» **SET TASK**
Collect all lines from the records below that include the word "heading".

» **SUPPLIED DATA**
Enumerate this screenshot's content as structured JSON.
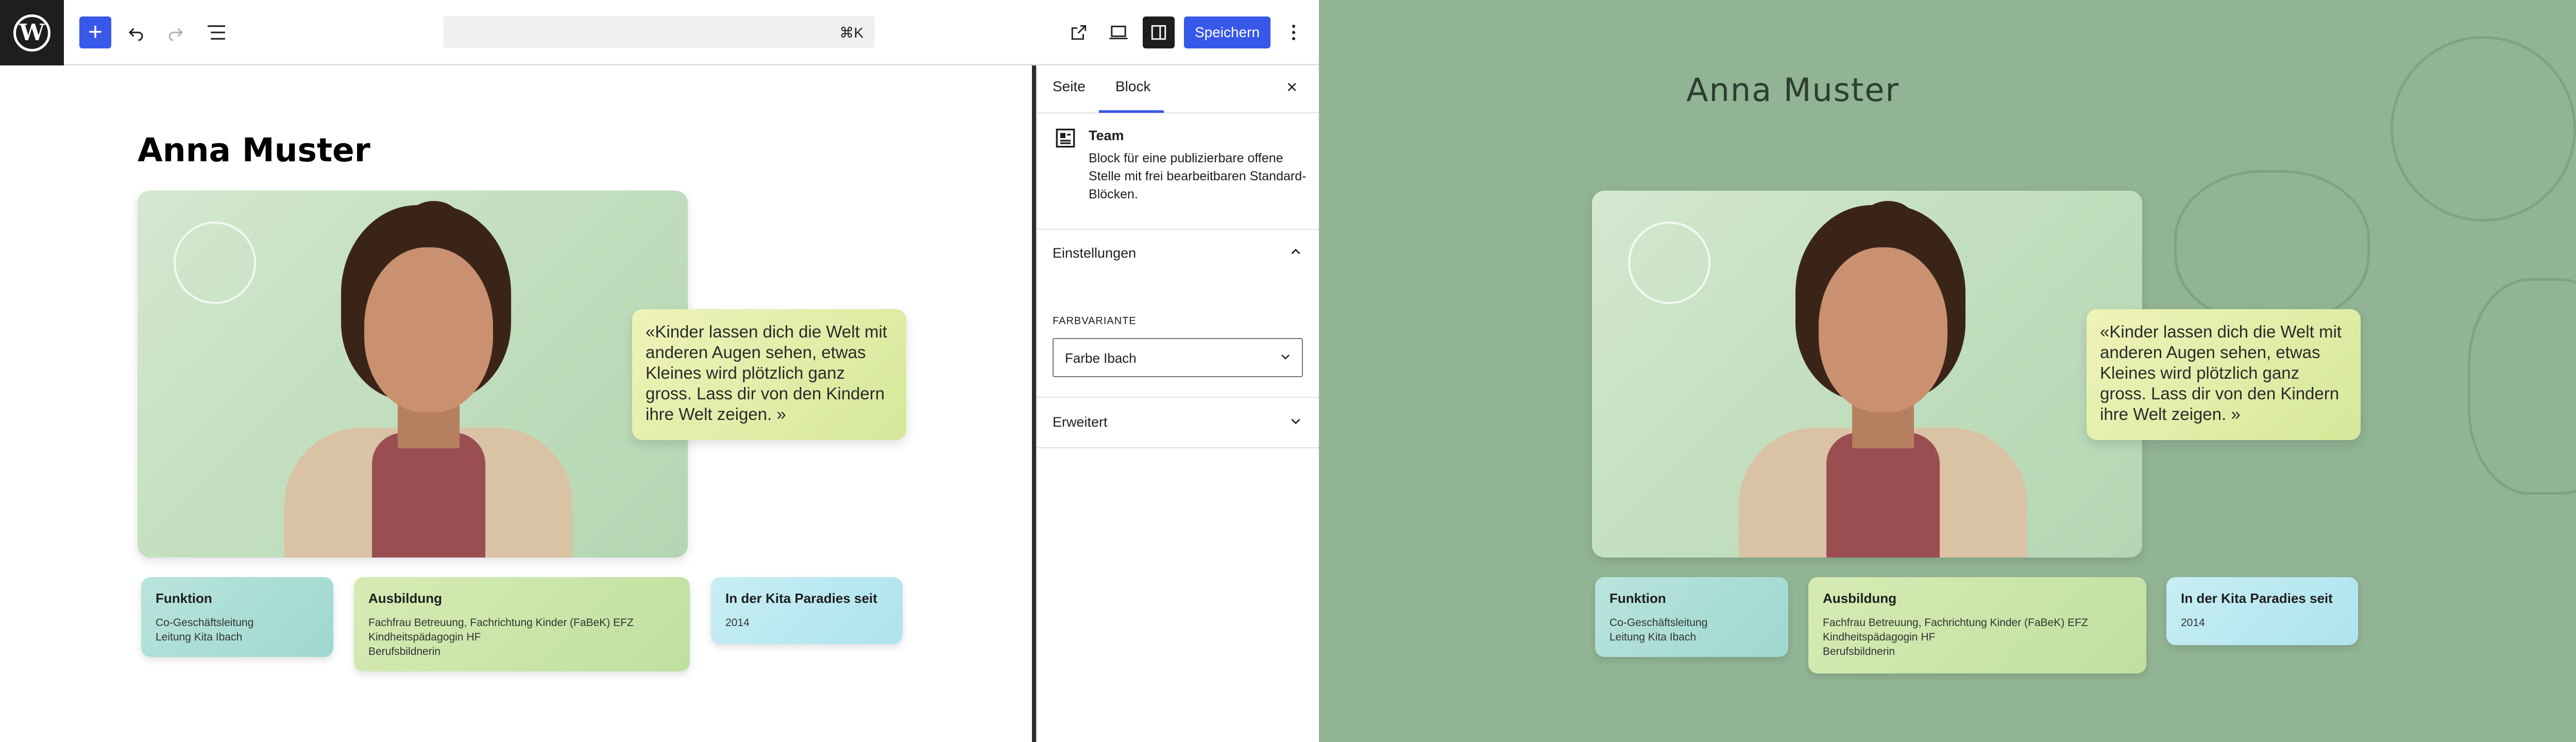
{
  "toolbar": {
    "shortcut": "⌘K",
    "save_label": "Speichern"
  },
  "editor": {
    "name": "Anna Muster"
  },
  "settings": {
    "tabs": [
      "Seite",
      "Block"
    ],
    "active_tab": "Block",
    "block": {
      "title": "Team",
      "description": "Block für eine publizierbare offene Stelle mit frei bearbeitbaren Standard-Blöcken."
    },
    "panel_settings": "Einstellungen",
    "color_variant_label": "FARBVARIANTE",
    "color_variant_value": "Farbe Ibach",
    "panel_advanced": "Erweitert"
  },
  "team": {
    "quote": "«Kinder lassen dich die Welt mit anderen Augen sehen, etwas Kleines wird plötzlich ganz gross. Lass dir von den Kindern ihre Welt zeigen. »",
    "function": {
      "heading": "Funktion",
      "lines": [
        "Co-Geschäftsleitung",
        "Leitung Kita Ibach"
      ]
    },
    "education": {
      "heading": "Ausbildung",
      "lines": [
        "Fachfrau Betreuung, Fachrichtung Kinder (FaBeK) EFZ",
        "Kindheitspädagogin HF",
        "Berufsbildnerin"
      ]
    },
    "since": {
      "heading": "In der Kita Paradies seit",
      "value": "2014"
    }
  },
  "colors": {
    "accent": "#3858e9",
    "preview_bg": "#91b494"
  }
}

» **OUTPUT**
      "heading": "Funktion",
      "heading": "Ausbildung",
      "heading": "In der Kita Paradies seit",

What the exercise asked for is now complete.